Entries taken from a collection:
● ● ● ● ●

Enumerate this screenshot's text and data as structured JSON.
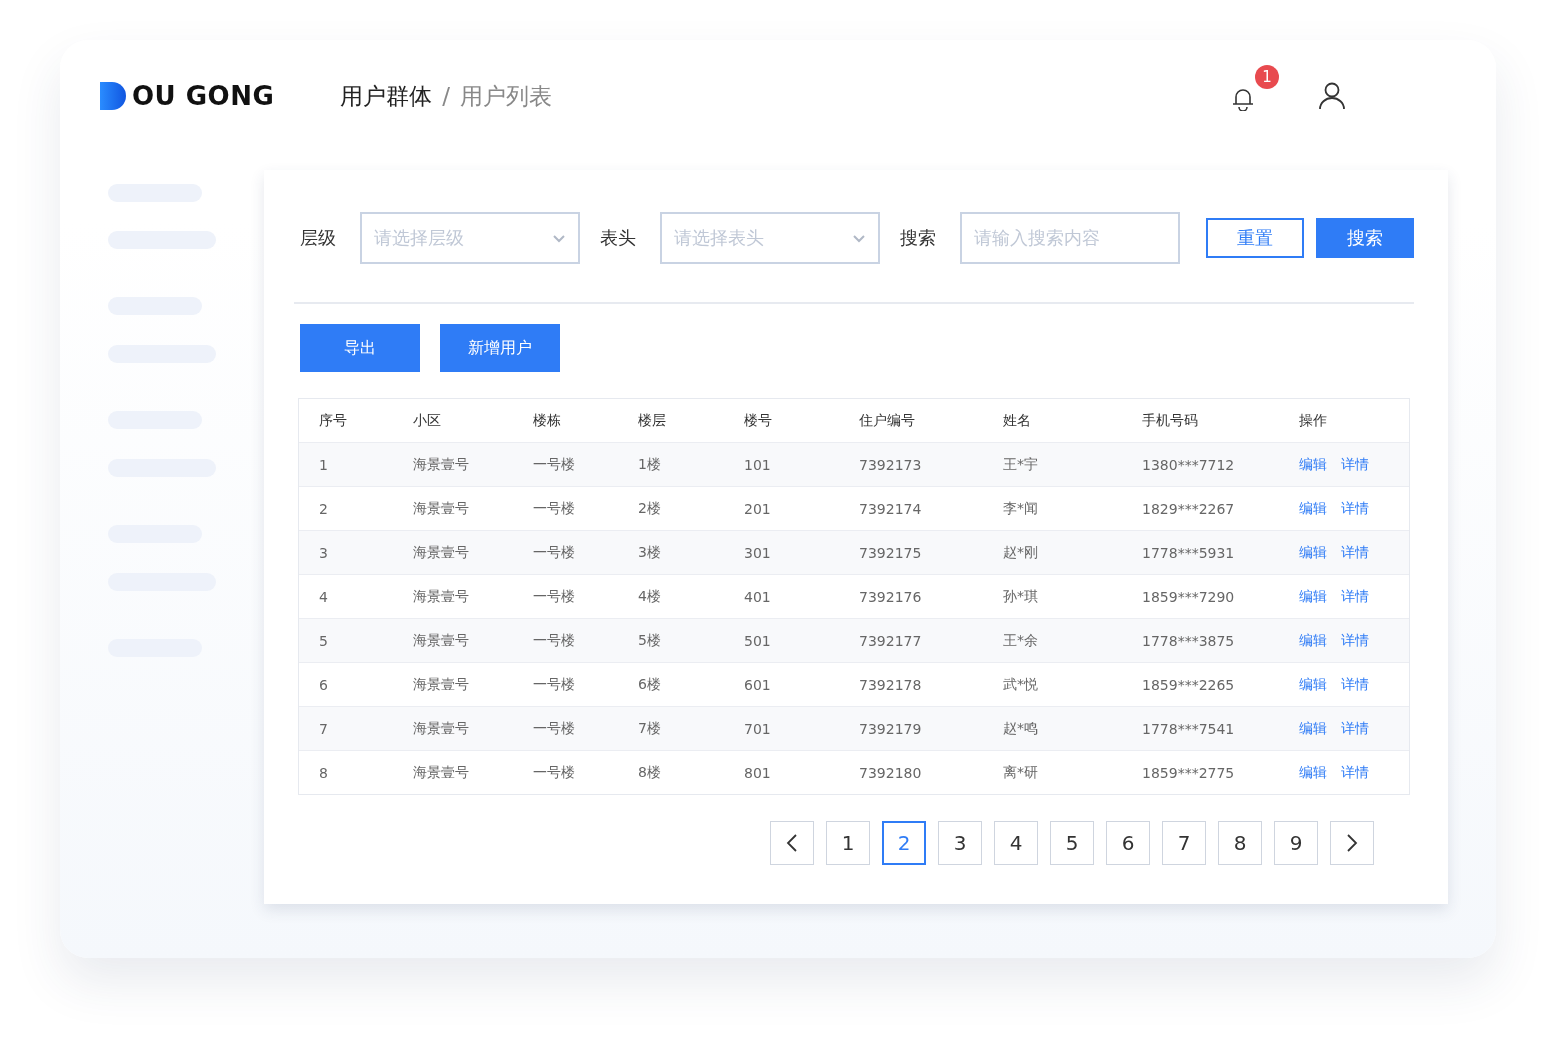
{
  "header": {
    "logo": "OU GONG",
    "breadcrumb": [
      {
        "label": "用户群体",
        "current": false
      },
      {
        "label": "用户列表",
        "current": true
      }
    ],
    "separator": "/",
    "notification_count": "1"
  },
  "filters": [
    {
      "kind": "select",
      "label": "层级",
      "placeholder": "请选择层级"
    },
    {
      "kind": "select",
      "label": "表头",
      "placeholder": "请选择表头"
    },
    {
      "kind": "input",
      "label": "搜索",
      "placeholder": "请输入搜索内容"
    }
  ],
  "filter_buttons": [
    {
      "label": "重置",
      "kind": "outline"
    },
    {
      "label": "搜索",
      "kind": "primary"
    }
  ],
  "actions": [
    "导出",
    "新增用户"
  ],
  "table": {
    "columns": [
      "序号",
      "小区",
      "楼栋",
      "楼层",
      "楼号",
      "住户编号",
      "姓名",
      "手机号码",
      "操作"
    ],
    "rows": [
      {
        "cells": [
          "1",
          "海景壹号",
          "一号楼",
          "1楼",
          "101",
          "7392173",
          "王*宇",
          "1380***7712"
        ],
        "actions": [
          "编辑",
          "详情"
        ]
      },
      {
        "cells": [
          "2",
          "海景壹号",
          "一号楼",
          "2楼",
          "201",
          "7392174",
          "李*闻",
          "1829***2267"
        ],
        "actions": [
          "编辑",
          "详情"
        ]
      },
      {
        "cells": [
          "3",
          "海景壹号",
          "一号楼",
          "3楼",
          "301",
          "7392175",
          "赵*刚",
          "1778***5931"
        ],
        "actions": [
          "编辑",
          "详情"
        ]
      },
      {
        "cells": [
          "4",
          "海景壹号",
          "一号楼",
          "4楼",
          "401",
          "7392176",
          "孙*琪",
          "1859***7290"
        ],
        "actions": [
          "编辑",
          "详情"
        ]
      },
      {
        "cells": [
          "5",
          "海景壹号",
          "一号楼",
          "5楼",
          "501",
          "7392177",
          "王*余",
          "1778***3875"
        ],
        "actions": [
          "编辑",
          "详情"
        ]
      },
      {
        "cells": [
          "6",
          "海景壹号",
          "一号楼",
          "6楼",
          "601",
          "7392178",
          "武*悦",
          "1859***2265"
        ],
        "actions": [
          "编辑",
          "详情"
        ]
      },
      {
        "cells": [
          "7",
          "海景壹号",
          "一号楼",
          "7楼",
          "701",
          "7392179",
          "赵*鸣",
          "1778***7541"
        ],
        "actions": [
          "编辑",
          "详情"
        ]
      },
      {
        "cells": [
          "8",
          "海景壹号",
          "一号楼",
          "8楼",
          "801",
          "7392180",
          "离*研",
          "1859***2775"
        ],
        "actions": [
          "编辑",
          "详情"
        ]
      }
    ]
  },
  "pagination": [
    {
      "label": "1",
      "selected": false
    },
    {
      "label": "2",
      "selected": true
    },
    {
      "label": "3",
      "selected": false
    },
    {
      "label": "4",
      "selected": false
    },
    {
      "label": "5",
      "selected": false
    },
    {
      "label": "6",
      "selected": false
    },
    {
      "label": "7",
      "selected": false
    },
    {
      "label": "8",
      "selected": false
    },
    {
      "label": "9",
      "selected": false
    }
  ]
}
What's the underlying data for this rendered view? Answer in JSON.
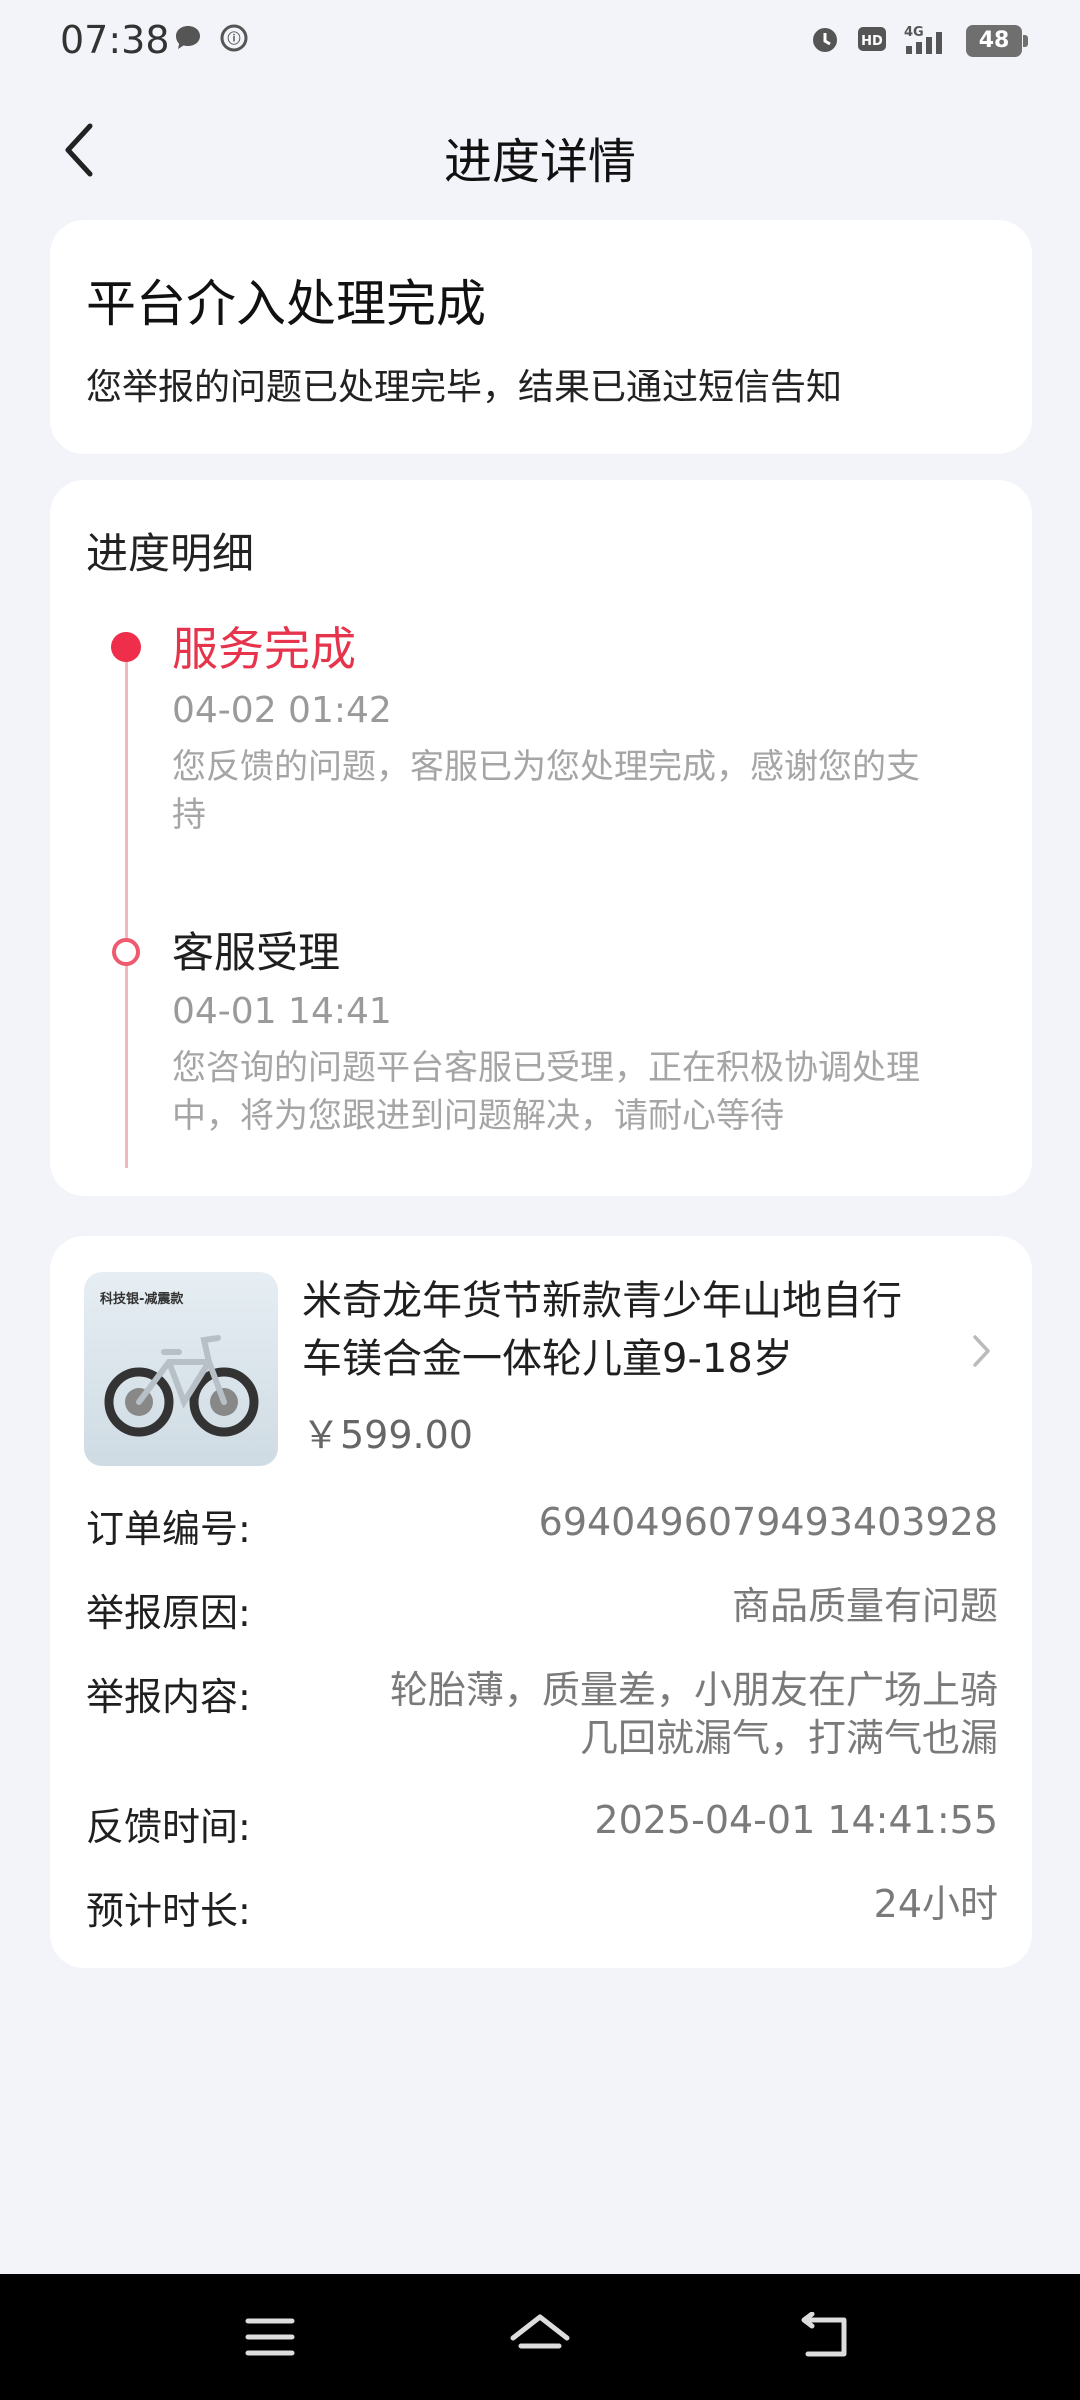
{
  "status": {
    "time": "07:38",
    "battery": "48",
    "network": "4G",
    "hd": "HD"
  },
  "header": {
    "title": "进度详情"
  },
  "result": {
    "title": "平台介入处理完成",
    "desc": "您举报的问题已处理完毕，结果已通过短信告知"
  },
  "progress": {
    "section_title": "进度明细",
    "items": [
      {
        "title": "服务完成",
        "time": "04-02 01:42",
        "desc_line1": "您反馈的问题，客服已为您处理完成，感谢您的支",
        "desc_line2": "持"
      },
      {
        "title": "客服受理",
        "time": "04-01 14:41",
        "desc_line1": "您咨询的问题平台客服已受理，正在积极协调处理",
        "desc_line2": "中，将为您跟进到问题解决，请耐心等待"
      }
    ]
  },
  "order": {
    "product_badge": "科技银-减震款",
    "product_name_line1": "米奇龙年货节新款青少年山地自行",
    "product_name_line2": "车镁合金一体轮儿童9-18岁",
    "price": "￥599.00",
    "rows": [
      {
        "label": "订单编号:",
        "value": "6940496079493403928"
      },
      {
        "label": "举报原因:",
        "value": "商品质量有问题"
      },
      {
        "label": "举报内容:",
        "value_line1": "轮胎薄，质量差，小朋友在广场上骑",
        "value_line2": "几回就漏气，打满气也漏"
      },
      {
        "label": "反馈时间:",
        "value": "2025-04-01 14:41:55"
      },
      {
        "label": "预计时长:",
        "value": "24小时"
      }
    ]
  },
  "colors": {
    "accent": "#e6344d",
    "background": "#f3f4f9",
    "card": "#ffffff"
  }
}
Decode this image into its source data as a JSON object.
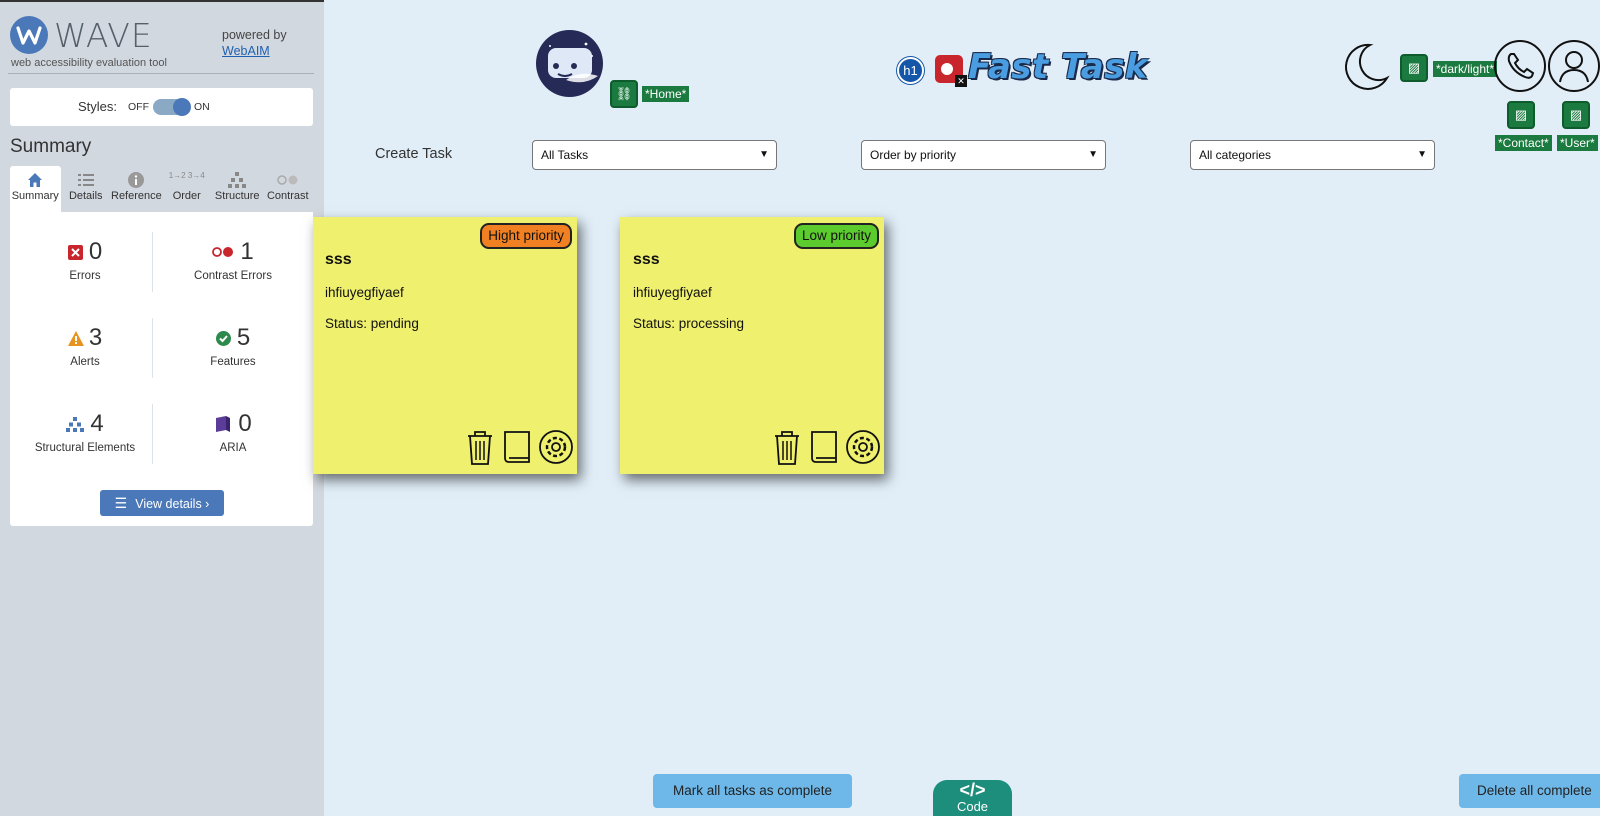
{
  "wave": {
    "brand": "WAVE",
    "subtitle": "web accessibility evaluation tool",
    "powered_by": "powered by",
    "powered_link": "WebAIM",
    "styles_label": "Styles:",
    "styles_off": "OFF",
    "styles_on": "ON",
    "summary_title": "Summary",
    "tabs": [
      {
        "label": "Summary",
        "icon": "home-icon"
      },
      {
        "label": "Details",
        "icon": "list-icon"
      },
      {
        "label": "Reference",
        "icon": "info-icon"
      },
      {
        "label": "Order",
        "icon": "order-icon"
      },
      {
        "label": "Structure",
        "icon": "structure-icon"
      },
      {
        "label": "Contrast",
        "icon": "contrast-icon"
      }
    ],
    "order_glyph": "1→2 3→4",
    "stats": {
      "errors": {
        "value": "0",
        "label": "Errors"
      },
      "contrast_errors": {
        "value": "1",
        "label": "Contrast Errors"
      },
      "alerts": {
        "value": "3",
        "label": "Alerts"
      },
      "features": {
        "value": "5",
        "label": "Features"
      },
      "structural": {
        "value": "4",
        "label": "Structural Elements"
      },
      "aria": {
        "value": "0",
        "label": "ARIA"
      }
    },
    "view_details": "View details ›"
  },
  "header": {
    "home_tag": "*Home*",
    "h1_badge": "h1",
    "app_title": "Fast Task",
    "darklight_tag": "*dark/light*",
    "contact_tag": "*Contact*",
    "user_tag": "*User*"
  },
  "toolbar": {
    "create_task": "Create Task",
    "filter_tasks": "All Tasks",
    "order": "Order by priority",
    "categories": "All categories"
  },
  "tasks": [
    {
      "priority": "Hight priority",
      "priority_color": "#f08022",
      "title": "sss",
      "description": "ihfiuyegfiyaef",
      "status": "Status: pending"
    },
    {
      "priority": "Low priority",
      "priority_color": "#5ccb2d",
      "title": "sss",
      "description": "ihfiuyegfiyaef",
      "status": "Status: processing"
    }
  ],
  "footer": {
    "mark_all": "Mark all tasks as complete",
    "code_symbol": "</>",
    "code_label": "Code",
    "delete_all": "Delete all complete"
  },
  "colors": {
    "page_bg": "#e1eef8",
    "card_bg": "#eff06e",
    "button_blue": "#6db8e8",
    "wave_accent": "#4a78b8"
  }
}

● ● ● ● ●

Copy every line from the records above that contains the word "data".

**FULL RESPONSE**
Enumerate this screenshot's text and data as structured JSON.
What's the underlying data for this rendered view? Answer in JSON.
Decode this image into its source data as a JSON object.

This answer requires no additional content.